Material for the task
********************
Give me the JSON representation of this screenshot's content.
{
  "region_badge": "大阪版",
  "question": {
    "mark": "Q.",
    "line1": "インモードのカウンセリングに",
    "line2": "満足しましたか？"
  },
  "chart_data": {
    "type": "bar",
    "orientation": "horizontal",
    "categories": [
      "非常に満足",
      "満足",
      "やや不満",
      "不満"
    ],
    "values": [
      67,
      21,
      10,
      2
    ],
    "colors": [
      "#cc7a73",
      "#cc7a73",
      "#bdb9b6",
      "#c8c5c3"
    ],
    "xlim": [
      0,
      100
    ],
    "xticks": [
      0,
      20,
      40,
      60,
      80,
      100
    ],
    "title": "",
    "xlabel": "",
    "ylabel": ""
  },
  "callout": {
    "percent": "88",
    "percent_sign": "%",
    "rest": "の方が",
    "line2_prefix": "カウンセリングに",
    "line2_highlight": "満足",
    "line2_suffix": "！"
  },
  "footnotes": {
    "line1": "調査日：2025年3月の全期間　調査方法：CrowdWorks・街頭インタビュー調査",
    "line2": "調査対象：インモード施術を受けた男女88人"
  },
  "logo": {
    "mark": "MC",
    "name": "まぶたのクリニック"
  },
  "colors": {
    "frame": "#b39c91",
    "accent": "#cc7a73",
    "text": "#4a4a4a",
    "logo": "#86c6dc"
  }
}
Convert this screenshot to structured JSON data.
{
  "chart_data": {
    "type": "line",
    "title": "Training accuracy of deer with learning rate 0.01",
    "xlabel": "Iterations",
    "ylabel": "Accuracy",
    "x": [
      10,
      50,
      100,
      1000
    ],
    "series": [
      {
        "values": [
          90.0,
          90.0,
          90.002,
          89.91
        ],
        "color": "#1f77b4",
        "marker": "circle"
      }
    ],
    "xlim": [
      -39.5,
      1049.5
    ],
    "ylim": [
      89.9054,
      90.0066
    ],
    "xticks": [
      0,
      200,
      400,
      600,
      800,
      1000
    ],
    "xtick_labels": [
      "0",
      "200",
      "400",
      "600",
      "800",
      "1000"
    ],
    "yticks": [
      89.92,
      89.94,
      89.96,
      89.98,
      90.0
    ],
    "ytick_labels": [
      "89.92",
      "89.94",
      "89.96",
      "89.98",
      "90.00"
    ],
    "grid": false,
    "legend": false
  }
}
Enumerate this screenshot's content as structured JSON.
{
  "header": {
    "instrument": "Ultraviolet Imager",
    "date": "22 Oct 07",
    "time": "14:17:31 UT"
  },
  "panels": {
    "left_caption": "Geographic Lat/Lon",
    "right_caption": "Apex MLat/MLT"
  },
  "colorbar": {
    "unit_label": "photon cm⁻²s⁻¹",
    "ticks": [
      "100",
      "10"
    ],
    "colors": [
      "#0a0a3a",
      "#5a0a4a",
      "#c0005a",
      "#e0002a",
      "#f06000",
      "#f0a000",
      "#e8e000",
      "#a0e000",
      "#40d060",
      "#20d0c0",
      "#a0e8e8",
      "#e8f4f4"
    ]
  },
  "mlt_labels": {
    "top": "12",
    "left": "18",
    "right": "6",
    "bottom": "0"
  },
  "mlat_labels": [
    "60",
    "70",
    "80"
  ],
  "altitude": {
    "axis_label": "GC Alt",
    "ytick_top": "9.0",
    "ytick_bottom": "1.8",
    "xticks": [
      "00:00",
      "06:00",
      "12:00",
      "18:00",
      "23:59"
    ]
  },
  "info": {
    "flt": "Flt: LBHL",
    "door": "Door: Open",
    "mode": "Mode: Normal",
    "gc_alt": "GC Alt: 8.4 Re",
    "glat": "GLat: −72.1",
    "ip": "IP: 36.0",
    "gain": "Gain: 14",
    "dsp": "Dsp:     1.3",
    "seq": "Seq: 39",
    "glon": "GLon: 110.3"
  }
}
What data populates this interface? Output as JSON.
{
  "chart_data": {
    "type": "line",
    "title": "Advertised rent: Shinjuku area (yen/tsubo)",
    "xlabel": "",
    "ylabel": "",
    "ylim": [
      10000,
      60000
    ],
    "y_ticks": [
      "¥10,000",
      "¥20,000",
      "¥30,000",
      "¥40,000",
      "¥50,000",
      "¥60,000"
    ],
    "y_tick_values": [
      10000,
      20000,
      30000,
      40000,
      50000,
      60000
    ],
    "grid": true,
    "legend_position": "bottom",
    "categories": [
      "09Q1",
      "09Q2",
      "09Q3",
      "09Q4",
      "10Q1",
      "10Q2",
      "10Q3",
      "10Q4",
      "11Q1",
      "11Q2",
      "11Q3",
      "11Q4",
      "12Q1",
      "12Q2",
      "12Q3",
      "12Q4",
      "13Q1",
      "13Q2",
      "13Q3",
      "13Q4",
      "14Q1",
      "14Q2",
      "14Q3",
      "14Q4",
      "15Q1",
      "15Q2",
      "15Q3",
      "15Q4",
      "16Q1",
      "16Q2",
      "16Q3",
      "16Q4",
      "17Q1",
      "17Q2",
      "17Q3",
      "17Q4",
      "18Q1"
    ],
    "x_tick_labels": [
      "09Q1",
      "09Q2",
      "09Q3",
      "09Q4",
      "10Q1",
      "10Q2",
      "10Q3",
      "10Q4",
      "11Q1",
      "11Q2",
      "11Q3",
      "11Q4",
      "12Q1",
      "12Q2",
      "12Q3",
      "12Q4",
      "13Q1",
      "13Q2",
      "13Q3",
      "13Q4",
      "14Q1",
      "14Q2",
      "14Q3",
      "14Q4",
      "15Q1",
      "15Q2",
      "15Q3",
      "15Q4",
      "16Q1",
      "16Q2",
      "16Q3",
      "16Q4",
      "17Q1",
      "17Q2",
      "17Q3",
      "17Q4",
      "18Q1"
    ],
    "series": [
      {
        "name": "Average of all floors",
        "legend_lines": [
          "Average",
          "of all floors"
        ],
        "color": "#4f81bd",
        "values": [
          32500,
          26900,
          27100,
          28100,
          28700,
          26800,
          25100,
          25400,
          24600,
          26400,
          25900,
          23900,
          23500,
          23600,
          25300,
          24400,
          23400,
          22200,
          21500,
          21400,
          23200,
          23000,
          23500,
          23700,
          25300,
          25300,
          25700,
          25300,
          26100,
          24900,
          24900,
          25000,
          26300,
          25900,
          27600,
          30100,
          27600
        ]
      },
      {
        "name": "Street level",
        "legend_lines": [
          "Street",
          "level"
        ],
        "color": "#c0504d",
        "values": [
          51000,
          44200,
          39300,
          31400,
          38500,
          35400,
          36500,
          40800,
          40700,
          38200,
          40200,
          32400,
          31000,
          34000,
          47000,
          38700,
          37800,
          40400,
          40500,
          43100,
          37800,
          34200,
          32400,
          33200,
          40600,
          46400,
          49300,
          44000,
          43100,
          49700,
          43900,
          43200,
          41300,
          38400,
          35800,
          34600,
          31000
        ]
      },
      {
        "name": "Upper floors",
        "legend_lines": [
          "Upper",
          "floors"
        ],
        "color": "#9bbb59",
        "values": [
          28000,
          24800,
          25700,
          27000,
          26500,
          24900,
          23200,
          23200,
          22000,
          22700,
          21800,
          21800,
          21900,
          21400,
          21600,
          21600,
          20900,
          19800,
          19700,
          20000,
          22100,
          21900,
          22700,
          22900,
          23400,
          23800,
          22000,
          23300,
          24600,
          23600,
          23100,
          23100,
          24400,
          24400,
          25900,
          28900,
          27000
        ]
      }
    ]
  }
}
********************
Task brief
All of the lines above need to be given again exactly.

Written solution
Give me the JSON representation of this screenshot's content.
{
  "region_badge": "大阪版",
  "question": {
    "mark": "Q.",
    "line1": "インモードのカウンセリングに",
    "line2": "満足しましたか？"
  },
  "chart_data": {
    "type": "bar",
    "orientation": "horizontal",
    "categories": [
      "非常に満足",
      "満足",
      "やや不満",
      "不満"
    ],
    "values": [
      67,
      21,
      10,
      2
    ],
    "colors": [
      "#cc7a73",
      "#cc7a73",
      "#bdb9b6",
      "#c8c5c3"
    ],
    "xlim": [
      0,
      100
    ],
    "xticks": [
      0,
      20,
      40,
      60,
      80,
      100
    ],
    "title": "",
    "xlabel": "",
    "ylabel": ""
  },
  "callout": {
    "percent": "88",
    "percent_sign": "%",
    "rest": "の方が",
    "line2_prefix": "カウンセリングに",
    "line2_highlight": "満足",
    "line2_suffix": "！"
  },
  "footnotes": {
    "line1": "調査日：2025年3月の全期間　調査方法：CrowdWorks・街頭インタビュー調査",
    "line2": "調査対象：インモード施術を受けた男女88人"
  },
  "logo": {
    "mark": "MC",
    "name": "まぶたのクリニック"
  },
  "colors": {
    "frame": "#b39c91",
    "accent": "#cc7a73",
    "text": "#4a4a4a",
    "logo": "#86c6dc"
  }
}
Convert this screenshot to structured JSON data.
{
  "chart_data": {
    "type": "line",
    "title": "Training accuracy of deer with learning rate 0.01",
    "xlabel": "Iterations",
    "ylabel": "Accuracy",
    "x": [
      10,
      50,
      100,
      1000
    ],
    "series": [
      {
        "values": [
          90.0,
          90.0,
          90.002,
          89.91
        ],
        "color": "#1f77b4",
        "marker": "circle"
      }
    ],
    "xlim": [
      -39.5,
      1049.5
    ],
    "ylim": [
      89.9054,
      90.0066
    ],
    "xticks": [
      0,
      200,
      400,
      600,
      800,
      1000
    ],
    "xtick_labels": [
      "0",
      "200",
      "400",
      "600",
      "800",
      "1000"
    ],
    "yticks": [
      89.92,
      89.94,
      89.96,
      89.98,
      90.0
    ],
    "ytick_labels": [
      "89.92",
      "89.94",
      "89.96",
      "89.98",
      "90.00"
    ],
    "grid": false,
    "legend": false
  }
}
Enumerate this screenshot's content as structured JSON.
{
  "header": {
    "instrument": "Ultraviolet Imager",
    "date": "22 Oct 07",
    "time": "14:17:31 UT"
  },
  "panels": {
    "left_caption": "Geographic Lat/Lon",
    "right_caption": "Apex MLat/MLT"
  },
  "colorbar": {
    "unit_label": "photon cm⁻²s⁻¹",
    "ticks": [
      "100",
      "10"
    ],
    "colors": [
      "#0a0a3a",
      "#5a0a4a",
      "#c0005a",
      "#e0002a",
      "#f06000",
      "#f0a000",
      "#e8e000",
      "#a0e000",
      "#40d060",
      "#20d0c0",
      "#a0e8e8",
      "#e8f4f4"
    ]
  },
  "mlt_labels": {
    "top": "12",
    "left": "18",
    "right": "6",
    "bottom": "0"
  },
  "mlat_labels": [
    "60",
    "70",
    "80"
  ],
  "altitude": {
    "axis_label": "GC Alt",
    "ytick_top": "9.0",
    "ytick_bottom": "1.8",
    "xticks": [
      "00:00",
      "06:00",
      "12:00",
      "18:00",
      "23:59"
    ]
  },
  "info": {
    "flt": "Flt: LBHL",
    "door": "Door: Open",
    "mode": "Mode: Normal",
    "gc_alt": "GC Alt: 8.4 Re",
    "glat": "GLat: −72.1",
    "ip": "IP: 36.0",
    "gain": "Gain: 14",
    "dsp": "Dsp:     1.3",
    "seq": "Seq: 39",
    "glon": "GLon: 110.3"
  }
}
What data populates this interface? Output as JSON.
{
  "chart_data": {
    "type": "line",
    "title": "Advertised rent: Shinjuku area (yen/tsubo)",
    "xlabel": "",
    "ylabel": "",
    "ylim": [
      10000,
      60000
    ],
    "y_ticks": [
      "¥10,000",
      "¥20,000",
      "¥30,000",
      "¥40,000",
      "¥50,000",
      "¥60,000"
    ],
    "y_tick_values": [
      10000,
      20000,
      30000,
      40000,
      50000,
      60000
    ],
    "grid": true,
    "legend_position": "bottom",
    "categories": [
      "09Q1",
      "09Q2",
      "09Q3",
      "09Q4",
      "10Q1",
      "10Q2",
      "10Q3",
      "10Q4",
      "11Q1",
      "11Q2",
      "11Q3",
      "11Q4",
      "12Q1",
      "12Q2",
      "12Q3",
      "12Q4",
      "13Q1",
      "13Q2",
      "13Q3",
      "13Q4",
      "14Q1",
      "14Q2",
      "14Q3",
      "14Q4",
      "15Q1",
      "15Q2",
      "15Q3",
      "15Q4",
      "16Q1",
      "16Q2",
      "16Q3",
      "16Q4",
      "17Q1",
      "17Q2",
      "17Q3",
      "17Q4",
      "18Q1"
    ],
    "x_tick_labels": [
      "09Q1",
      "09Q2",
      "09Q3",
      "09Q4",
      "10Q1",
      "10Q2",
      "10Q3",
      "10Q4",
      "11Q1",
      "11Q2",
      "11Q3",
      "11Q4",
      "12Q1",
      "12Q2",
      "12Q3",
      "12Q4",
      "13Q1",
      "13Q2",
      "13Q3",
      "13Q4",
      "14Q1",
      "14Q2",
      "14Q3",
      "14Q4",
      "15Q1",
      "15Q2",
      "15Q3",
      "15Q4",
      "16Q1",
      "16Q2",
      "16Q3",
      "16Q4",
      "17Q1",
      "17Q2",
      "17Q3",
      "17Q4",
      "18Q1"
    ],
    "series": [
      {
        "name": "Average of all floors",
        "legend_lines": [
          "Average",
          "of all floors"
        ],
        "color": "#4f81bd",
        "values": [
          32500,
          26900,
          27100,
          28100,
          28700,
          26800,
          25100,
          25400,
          24600,
          26400,
          25900,
          23900,
          23500,
          23600,
          25300,
          24400,
          23400,
          22200,
          21500,
          21400,
          23200,
          23000,
          23500,
          23700,
          25300,
          25300,
          25700,
          25300,
          26100,
          24900,
          24900,
          25000,
          26300,
          25900,
          27600,
          30100,
          27600
        ]
      },
      {
        "name": "Street level",
        "legend_lines": [
          "Street",
          "level"
        ],
        "color": "#c0504d",
        "values": [
          51000,
          44200,
          39300,
          31400,
          38500,
          35400,
          36500,
          40800,
          40700,
          38200,
          40200,
          32400,
          31000,
          34000,
          47000,
          38700,
          37800,
          40400,
          40500,
          43100,
          37800,
          34200,
          32400,
          33200,
          40600,
          46400,
          49300,
          44000,
          43100,
          49700,
          43900,
          43200,
          41300,
          38400,
          35800,
          34600,
          31000
        ]
      },
      {
        "name": "Upper floors",
        "legend_lines": [
          "Upper",
          "floors"
        ],
        "color": "#9bbb59",
        "values": [
          28000,
          24800,
          25700,
          27000,
          26500,
          24900,
          23200,
          23200,
          22000,
          22700,
          21800,
          21800,
          21900,
          21400,
          21600,
          21600,
          20900,
          19800,
          19700,
          20000,
          22100,
          21900,
          22700,
          22900,
          23400,
          23800,
          22000,
          23300,
          24600,
          23600,
          23100,
          23100,
          24400,
          24400,
          25900,
          28900,
          27000
        ]
      }
    ]
  }
}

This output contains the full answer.